What you have to do: Report, word for word, every line of the material that contains "pabolã".

───── Extracted material

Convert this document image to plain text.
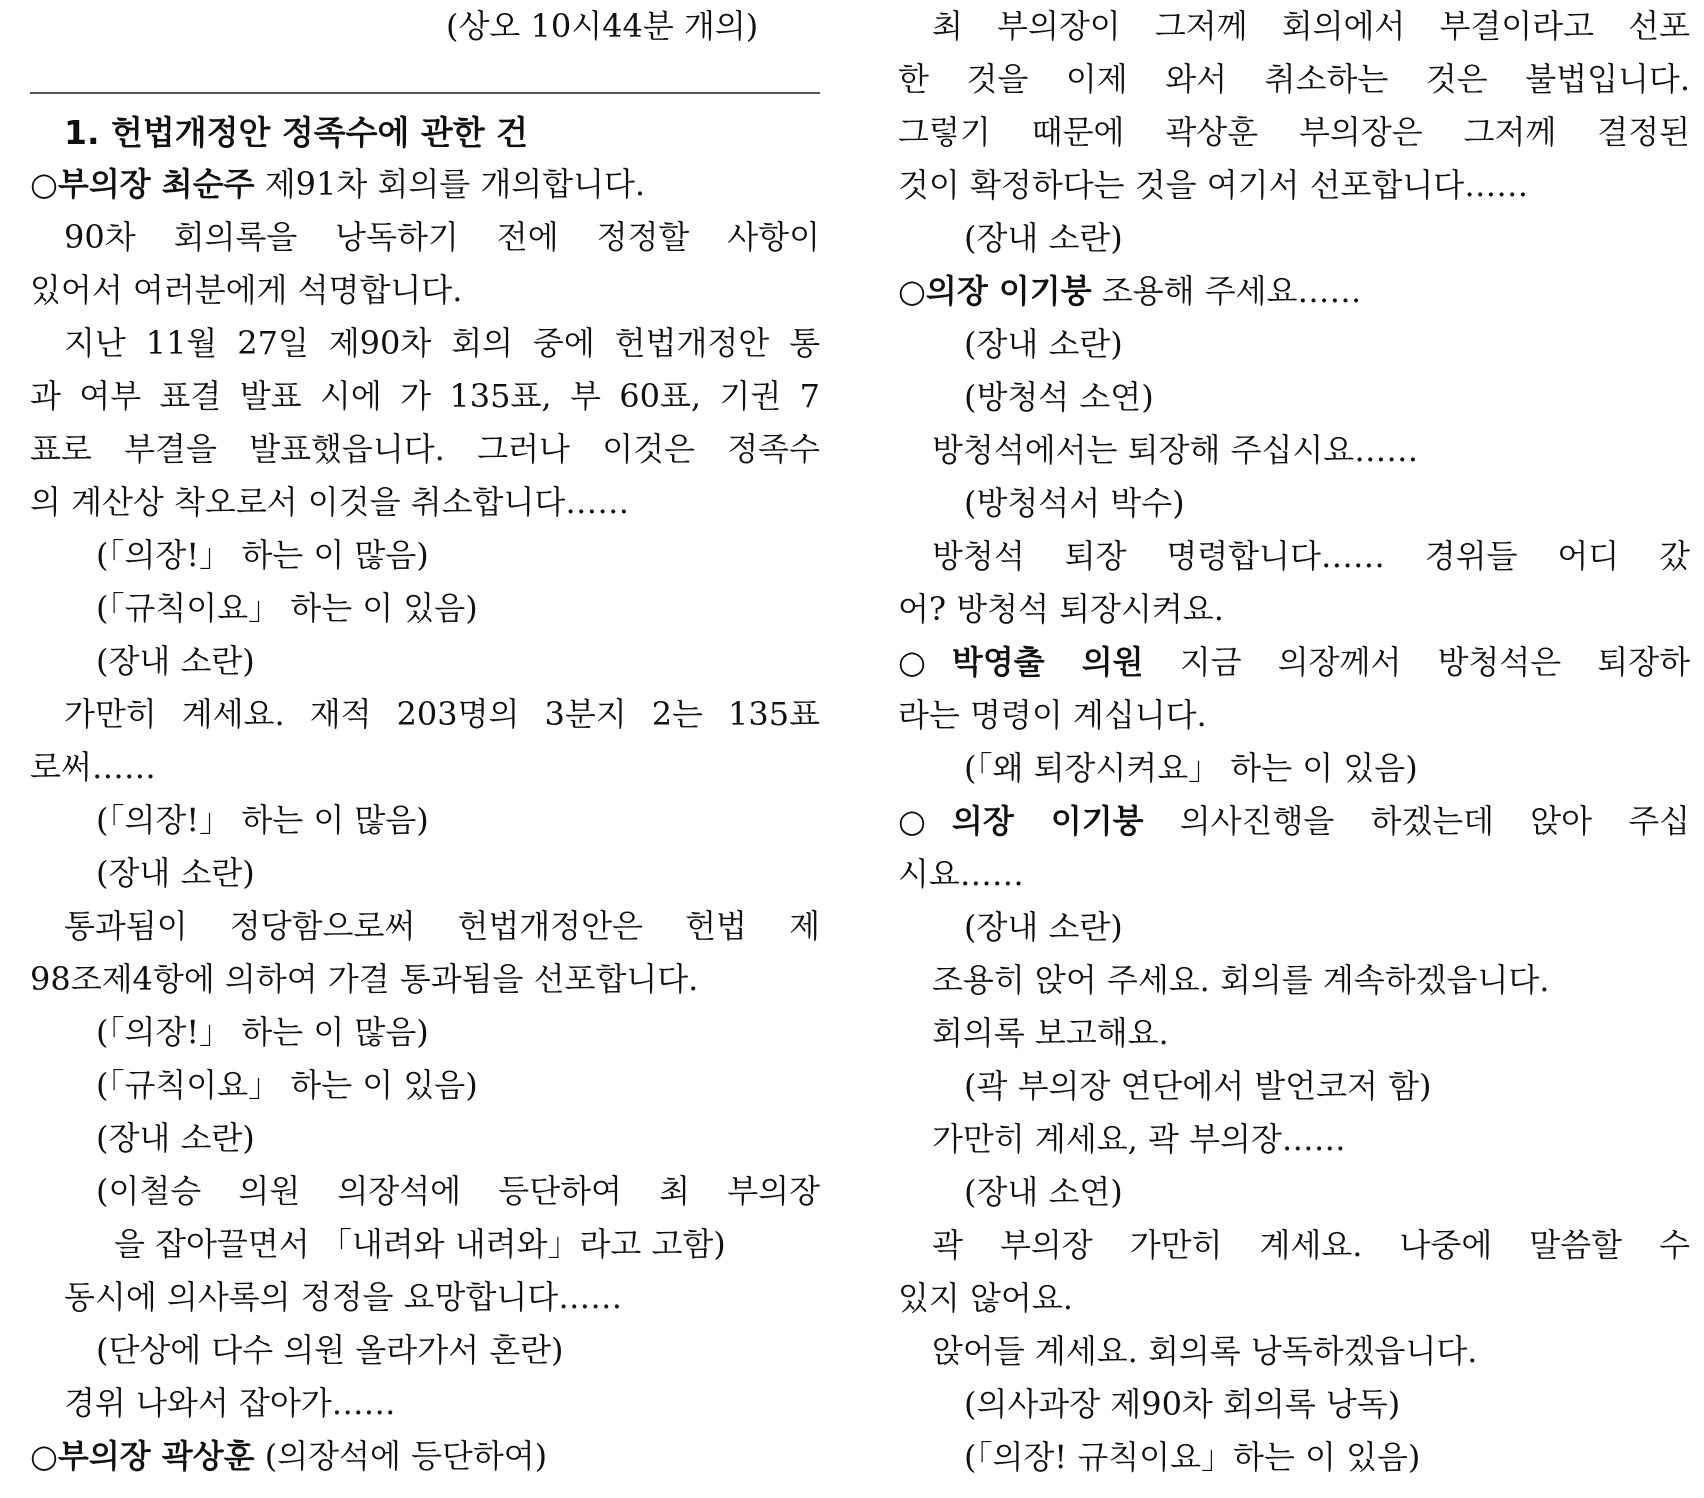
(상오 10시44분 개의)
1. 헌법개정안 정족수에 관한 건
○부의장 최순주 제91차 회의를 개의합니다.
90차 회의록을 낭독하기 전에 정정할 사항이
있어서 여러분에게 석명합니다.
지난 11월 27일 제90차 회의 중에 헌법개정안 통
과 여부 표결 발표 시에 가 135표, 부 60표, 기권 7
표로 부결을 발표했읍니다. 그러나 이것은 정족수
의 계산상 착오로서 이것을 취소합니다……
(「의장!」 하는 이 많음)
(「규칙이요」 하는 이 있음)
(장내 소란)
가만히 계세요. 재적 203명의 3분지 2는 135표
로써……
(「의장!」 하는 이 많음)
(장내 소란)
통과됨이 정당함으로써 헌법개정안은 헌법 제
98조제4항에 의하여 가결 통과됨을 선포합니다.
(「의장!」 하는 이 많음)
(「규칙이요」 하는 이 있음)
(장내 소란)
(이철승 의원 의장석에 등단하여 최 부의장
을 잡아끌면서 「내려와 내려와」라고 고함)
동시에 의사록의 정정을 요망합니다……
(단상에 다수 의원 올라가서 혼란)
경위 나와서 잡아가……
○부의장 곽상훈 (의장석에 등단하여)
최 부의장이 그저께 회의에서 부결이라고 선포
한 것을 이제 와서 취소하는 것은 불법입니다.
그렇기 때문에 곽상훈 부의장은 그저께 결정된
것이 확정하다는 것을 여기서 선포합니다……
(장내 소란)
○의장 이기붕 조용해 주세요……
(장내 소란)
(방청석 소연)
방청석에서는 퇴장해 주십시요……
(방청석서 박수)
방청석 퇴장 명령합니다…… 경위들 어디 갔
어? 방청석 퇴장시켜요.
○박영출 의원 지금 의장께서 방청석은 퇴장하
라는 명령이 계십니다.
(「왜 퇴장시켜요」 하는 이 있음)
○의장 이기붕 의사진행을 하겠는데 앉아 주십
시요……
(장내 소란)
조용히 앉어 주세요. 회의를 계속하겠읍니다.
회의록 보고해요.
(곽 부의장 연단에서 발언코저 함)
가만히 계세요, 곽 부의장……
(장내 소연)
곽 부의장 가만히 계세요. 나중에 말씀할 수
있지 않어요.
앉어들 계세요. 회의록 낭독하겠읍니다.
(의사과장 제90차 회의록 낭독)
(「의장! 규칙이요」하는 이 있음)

──────────
───── Extracted material

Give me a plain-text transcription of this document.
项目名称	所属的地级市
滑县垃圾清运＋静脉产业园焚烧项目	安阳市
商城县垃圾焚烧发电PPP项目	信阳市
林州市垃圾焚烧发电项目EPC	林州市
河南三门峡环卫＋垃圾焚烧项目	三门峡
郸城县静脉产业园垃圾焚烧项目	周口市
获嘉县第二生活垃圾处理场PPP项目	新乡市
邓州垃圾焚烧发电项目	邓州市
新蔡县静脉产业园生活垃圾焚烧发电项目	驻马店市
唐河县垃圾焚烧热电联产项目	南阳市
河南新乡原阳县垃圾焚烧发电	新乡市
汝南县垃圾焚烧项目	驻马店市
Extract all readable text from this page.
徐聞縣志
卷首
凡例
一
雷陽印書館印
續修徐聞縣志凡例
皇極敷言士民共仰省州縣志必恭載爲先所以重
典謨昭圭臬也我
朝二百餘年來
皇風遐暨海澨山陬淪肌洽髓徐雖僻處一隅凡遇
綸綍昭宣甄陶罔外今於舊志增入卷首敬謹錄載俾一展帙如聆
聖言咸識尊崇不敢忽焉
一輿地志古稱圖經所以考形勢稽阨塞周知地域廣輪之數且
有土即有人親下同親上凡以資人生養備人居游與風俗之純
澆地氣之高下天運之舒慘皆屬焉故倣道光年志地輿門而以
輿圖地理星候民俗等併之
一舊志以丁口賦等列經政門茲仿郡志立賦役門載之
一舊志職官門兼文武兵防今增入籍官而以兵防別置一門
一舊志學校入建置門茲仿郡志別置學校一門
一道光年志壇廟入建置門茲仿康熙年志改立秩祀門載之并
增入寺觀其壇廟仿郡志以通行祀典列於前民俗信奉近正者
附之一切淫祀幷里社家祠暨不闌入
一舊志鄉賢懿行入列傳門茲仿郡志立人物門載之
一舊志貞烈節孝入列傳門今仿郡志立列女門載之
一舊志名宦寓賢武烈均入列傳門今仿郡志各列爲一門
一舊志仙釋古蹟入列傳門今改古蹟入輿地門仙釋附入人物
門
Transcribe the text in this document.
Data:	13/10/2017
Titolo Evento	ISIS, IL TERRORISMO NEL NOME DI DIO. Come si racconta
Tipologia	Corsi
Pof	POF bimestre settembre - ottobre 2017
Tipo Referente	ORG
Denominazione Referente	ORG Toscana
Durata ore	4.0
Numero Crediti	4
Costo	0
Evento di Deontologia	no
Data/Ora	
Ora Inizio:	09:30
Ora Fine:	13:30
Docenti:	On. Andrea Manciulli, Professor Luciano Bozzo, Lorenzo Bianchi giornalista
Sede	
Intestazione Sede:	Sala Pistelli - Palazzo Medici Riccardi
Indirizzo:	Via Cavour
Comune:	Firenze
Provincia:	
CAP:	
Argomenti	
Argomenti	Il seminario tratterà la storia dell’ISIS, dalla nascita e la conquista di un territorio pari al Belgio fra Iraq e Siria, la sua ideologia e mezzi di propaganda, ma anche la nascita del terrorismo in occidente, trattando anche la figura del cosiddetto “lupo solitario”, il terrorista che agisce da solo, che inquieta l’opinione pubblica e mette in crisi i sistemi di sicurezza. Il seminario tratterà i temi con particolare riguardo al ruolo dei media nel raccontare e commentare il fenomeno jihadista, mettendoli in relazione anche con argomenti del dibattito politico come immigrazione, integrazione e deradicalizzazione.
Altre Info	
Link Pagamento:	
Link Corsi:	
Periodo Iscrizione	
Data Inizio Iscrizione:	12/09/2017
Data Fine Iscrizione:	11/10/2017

──────────
───── Extracted material

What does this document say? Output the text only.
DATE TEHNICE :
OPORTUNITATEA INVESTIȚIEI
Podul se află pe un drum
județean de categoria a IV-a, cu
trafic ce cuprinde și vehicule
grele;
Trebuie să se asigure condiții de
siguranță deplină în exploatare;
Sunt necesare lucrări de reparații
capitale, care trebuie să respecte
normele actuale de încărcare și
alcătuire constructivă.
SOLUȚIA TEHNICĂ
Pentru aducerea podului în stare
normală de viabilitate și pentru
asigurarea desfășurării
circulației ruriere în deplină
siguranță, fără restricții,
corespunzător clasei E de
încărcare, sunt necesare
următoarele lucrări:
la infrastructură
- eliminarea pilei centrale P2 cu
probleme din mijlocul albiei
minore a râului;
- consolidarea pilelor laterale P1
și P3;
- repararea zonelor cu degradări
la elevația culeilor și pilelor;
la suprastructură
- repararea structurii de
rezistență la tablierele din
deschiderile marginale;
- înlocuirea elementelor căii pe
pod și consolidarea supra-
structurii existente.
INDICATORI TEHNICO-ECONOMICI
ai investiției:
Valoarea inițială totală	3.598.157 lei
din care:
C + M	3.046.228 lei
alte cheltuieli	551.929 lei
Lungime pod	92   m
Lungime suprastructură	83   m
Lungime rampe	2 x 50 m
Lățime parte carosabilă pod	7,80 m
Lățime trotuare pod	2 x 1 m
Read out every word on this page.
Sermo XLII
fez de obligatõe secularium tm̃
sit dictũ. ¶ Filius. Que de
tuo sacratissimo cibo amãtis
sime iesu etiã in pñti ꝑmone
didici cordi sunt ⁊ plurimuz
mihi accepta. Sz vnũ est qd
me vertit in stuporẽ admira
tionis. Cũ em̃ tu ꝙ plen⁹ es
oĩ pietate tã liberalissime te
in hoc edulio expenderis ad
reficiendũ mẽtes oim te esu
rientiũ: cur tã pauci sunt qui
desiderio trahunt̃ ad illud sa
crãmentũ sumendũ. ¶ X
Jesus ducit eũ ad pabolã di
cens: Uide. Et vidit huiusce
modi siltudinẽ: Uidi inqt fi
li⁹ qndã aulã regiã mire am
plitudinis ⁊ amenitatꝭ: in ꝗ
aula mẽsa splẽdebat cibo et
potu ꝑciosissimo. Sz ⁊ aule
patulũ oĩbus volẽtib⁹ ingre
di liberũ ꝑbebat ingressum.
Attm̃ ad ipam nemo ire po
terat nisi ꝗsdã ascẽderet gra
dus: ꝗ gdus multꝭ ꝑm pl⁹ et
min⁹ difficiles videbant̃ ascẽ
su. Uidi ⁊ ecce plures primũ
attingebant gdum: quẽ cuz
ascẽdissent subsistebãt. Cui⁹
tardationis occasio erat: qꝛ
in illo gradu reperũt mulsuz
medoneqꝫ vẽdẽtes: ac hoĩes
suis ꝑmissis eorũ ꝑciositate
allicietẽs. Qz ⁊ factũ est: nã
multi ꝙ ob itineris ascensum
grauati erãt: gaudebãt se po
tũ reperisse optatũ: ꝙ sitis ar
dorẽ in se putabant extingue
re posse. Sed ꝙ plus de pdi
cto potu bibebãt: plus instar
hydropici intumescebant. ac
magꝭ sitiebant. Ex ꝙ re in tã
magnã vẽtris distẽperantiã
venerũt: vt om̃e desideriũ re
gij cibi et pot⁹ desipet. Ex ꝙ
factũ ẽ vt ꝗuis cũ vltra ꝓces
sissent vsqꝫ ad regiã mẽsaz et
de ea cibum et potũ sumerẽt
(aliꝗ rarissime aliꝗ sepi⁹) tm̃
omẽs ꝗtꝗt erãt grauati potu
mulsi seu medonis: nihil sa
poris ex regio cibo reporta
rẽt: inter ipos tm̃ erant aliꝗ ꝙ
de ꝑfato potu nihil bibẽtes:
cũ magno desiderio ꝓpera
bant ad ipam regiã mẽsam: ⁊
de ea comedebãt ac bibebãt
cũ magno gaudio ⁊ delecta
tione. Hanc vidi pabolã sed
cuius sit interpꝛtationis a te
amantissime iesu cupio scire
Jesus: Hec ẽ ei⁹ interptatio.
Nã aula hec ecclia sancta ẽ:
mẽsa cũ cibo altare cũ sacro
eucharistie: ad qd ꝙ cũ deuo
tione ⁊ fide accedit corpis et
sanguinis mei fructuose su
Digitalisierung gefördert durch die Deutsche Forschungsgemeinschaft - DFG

──────────

Answer below:
Jesus ducit eũ ad pabolã di
tione. Hanc vidi pabolã sed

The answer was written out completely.